**CHALLENGE:** Transcribe every entry word for word. Skip the pictures.

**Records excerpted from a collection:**
_____

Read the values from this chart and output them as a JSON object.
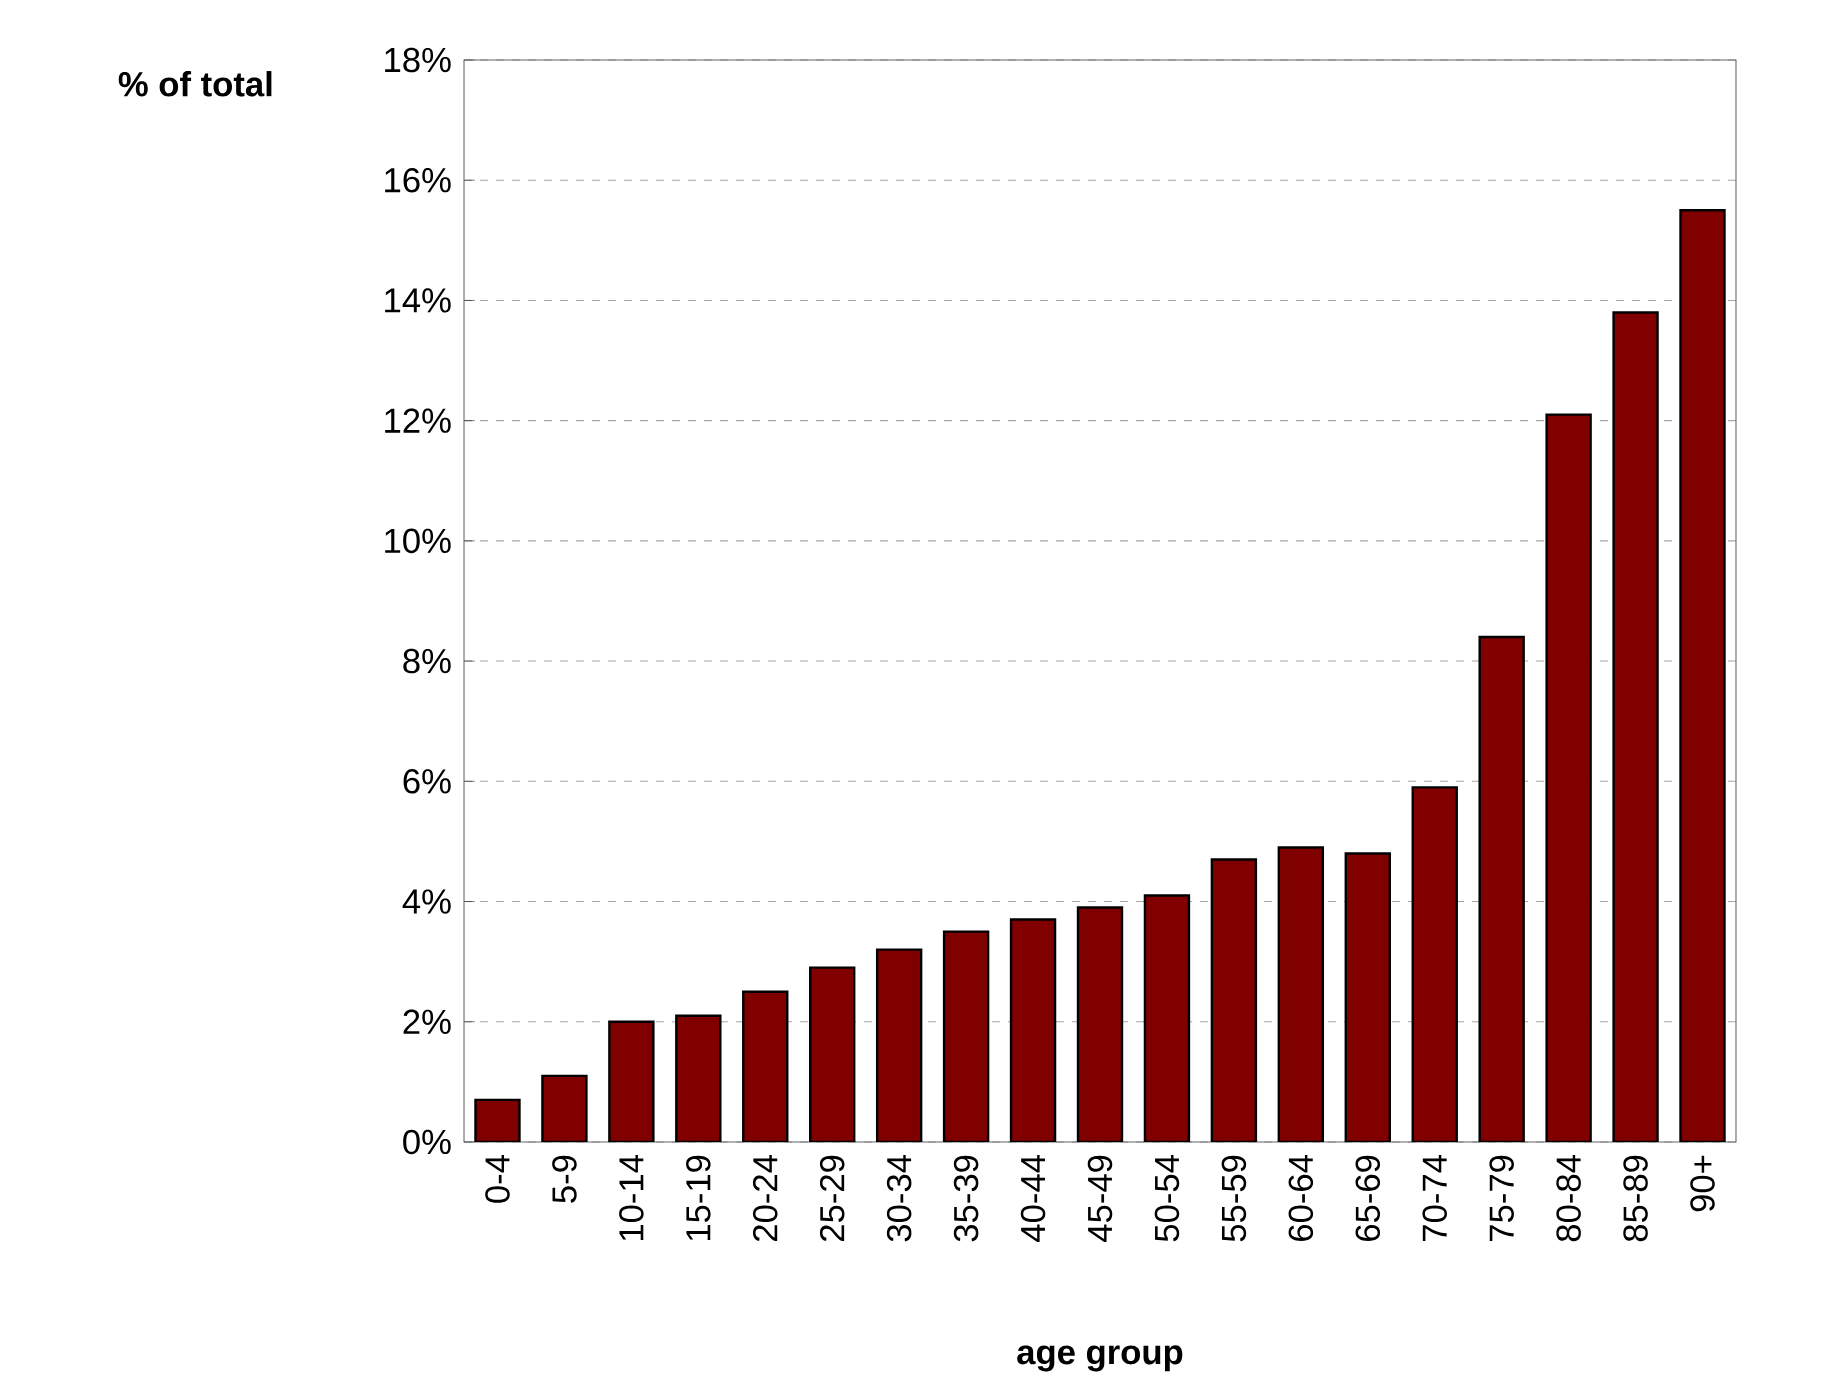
{
  "chart_data": {
    "type": "bar",
    "xlabel": "age group",
    "ylabel": "% of total",
    "categories": [
      "0-4",
      "5-9",
      "10-14",
      "15-19",
      "20-24",
      "25-29",
      "30-34",
      "35-39",
      "40-44",
      "45-49",
      "50-54",
      "55-59",
      "60-64",
      "65-69",
      "70-74",
      "75-79",
      "80-84",
      "85-89",
      "90+"
    ],
    "values": [
      0.7,
      1.1,
      2.0,
      2.1,
      2.5,
      2.9,
      3.2,
      3.5,
      3.7,
      3.9,
      4.1,
      4.7,
      4.9,
      4.8,
      5.9,
      8.4,
      12.1,
      13.8,
      15.5
    ],
    "color": "#800000",
    "ylim": [
      0,
      18
    ],
    "yticks": [
      {
        "value": 0,
        "label": "0%"
      },
      {
        "value": 2,
        "label": "2%"
      },
      {
        "value": 4,
        "label": "4%"
      },
      {
        "value": 6,
        "label": "6%"
      },
      {
        "value": 8,
        "label": "8%"
      },
      {
        "value": 10,
        "label": "10%"
      },
      {
        "value": 12,
        "label": "12%"
      },
      {
        "value": 14,
        "label": "14%"
      },
      {
        "value": 16,
        "label": "16%"
      },
      {
        "value": 18,
        "label": "18%"
      }
    ],
    "grid": "y"
  }
}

_____

**FINAL RESULT:**
Read the values from this chart and output them as a JSON object.
{
  "chart_data": {
    "type": "bar",
    "xlabel": "age group",
    "ylabel": "% of total",
    "categories": [
      "0-4",
      "5-9",
      "10-14",
      "15-19",
      "20-24",
      "25-29",
      "30-34",
      "35-39",
      "40-44",
      "45-49",
      "50-54",
      "55-59",
      "60-64",
      "65-69",
      "70-74",
      "75-79",
      "80-84",
      "85-89",
      "90+"
    ],
    "values": [
      0.7,
      1.1,
      2.0,
      2.1,
      2.5,
      2.9,
      3.2,
      3.5,
      3.7,
      3.9,
      4.1,
      4.7,
      4.9,
      4.8,
      5.9,
      8.4,
      12.1,
      13.8,
      15.5
    ],
    "color": "#800000",
    "ylim": [
      0,
      18
    ],
    "yticks": [
      {
        "value": 0,
        "label": "0%"
      },
      {
        "value": 2,
        "label": "2%"
      },
      {
        "value": 4,
        "label": "4%"
      },
      {
        "value": 6,
        "label": "6%"
      },
      {
        "value": 8,
        "label": "8%"
      },
      {
        "value": 10,
        "label": "10%"
      },
      {
        "value": 12,
        "label": "12%"
      },
      {
        "value": 14,
        "label": "14%"
      },
      {
        "value": 16,
        "label": "16%"
      },
      {
        "value": 18,
        "label": "18%"
      }
    ],
    "grid": "y"
  }
}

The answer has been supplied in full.